Every record must be repeated exactly, with no omission.

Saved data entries
BEGIN

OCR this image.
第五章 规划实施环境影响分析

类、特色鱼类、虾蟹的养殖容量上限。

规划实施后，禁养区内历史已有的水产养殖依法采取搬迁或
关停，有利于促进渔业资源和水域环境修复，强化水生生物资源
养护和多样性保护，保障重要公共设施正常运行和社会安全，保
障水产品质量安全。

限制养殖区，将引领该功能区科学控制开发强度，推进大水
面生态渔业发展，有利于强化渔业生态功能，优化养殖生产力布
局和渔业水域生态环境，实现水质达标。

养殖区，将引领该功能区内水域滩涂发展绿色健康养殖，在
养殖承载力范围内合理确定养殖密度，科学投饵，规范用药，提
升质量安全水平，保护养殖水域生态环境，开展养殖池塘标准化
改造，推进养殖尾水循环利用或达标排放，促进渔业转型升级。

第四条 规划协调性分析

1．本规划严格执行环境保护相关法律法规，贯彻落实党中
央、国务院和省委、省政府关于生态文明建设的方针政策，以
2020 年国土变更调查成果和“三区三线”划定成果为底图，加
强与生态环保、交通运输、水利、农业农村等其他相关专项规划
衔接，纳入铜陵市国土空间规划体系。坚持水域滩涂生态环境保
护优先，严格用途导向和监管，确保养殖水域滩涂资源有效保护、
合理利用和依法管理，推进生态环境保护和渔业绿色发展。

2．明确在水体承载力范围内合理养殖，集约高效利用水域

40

END

• _WRITTEN ANSWER_:
OCR this image.
第五章 规划实施环境影响分析

类、特色鱼类、虾蟹的养殖容量上限。

规划实施后，禁养区内历史已有的水产养殖依法采取搬迁或
关停，有利于促进渔业资源和水域环境修复，强化水生生物资源
养护和多样性保护，保障重要公共设施正常运行和社会安全，保
障水产品质量安全。

限制养殖区，将引领该功能区科学控制开发强度，推进大水
面生态渔业发展，有利于强化渔业生态功能，优化养殖生产力布
局和渔业水域生态环境，实现水质达标。

养殖区，将引领该功能区内水域滩涂发展绿色健康养殖，在
养殖承载力范围内合理确定养殖密度，科学投饵，规范用药，提
升质量安全水平，保护养殖水域生态环境，开展养殖池塘标准化
改造，推进养殖尾水循环利用或达标排放，促进渔业转型升级。

第四条 规划协调性分析

1．本规划严格执行环境保护相关法律法规，贯彻落实党中
央、国务院和省委、省政府关于生态文明建设的方针政策，以
2020 年国土变更调查成果和“三区三线”划定成果为底图，加
强与生态环保、交通运输、水利、农业农村等其他相关专项规划
衔接，纳入铜陵市国土空间规划体系。坚持水域滩涂生态环境保
护优先，严格用途导向和监管，确保养殖水域滩涂资源有效保护、
合理利用和依法管理，推进生态环境保护和渔业绿色发展。

2．明确在水体承载力范围内合理养殖，集约高效利用水域

40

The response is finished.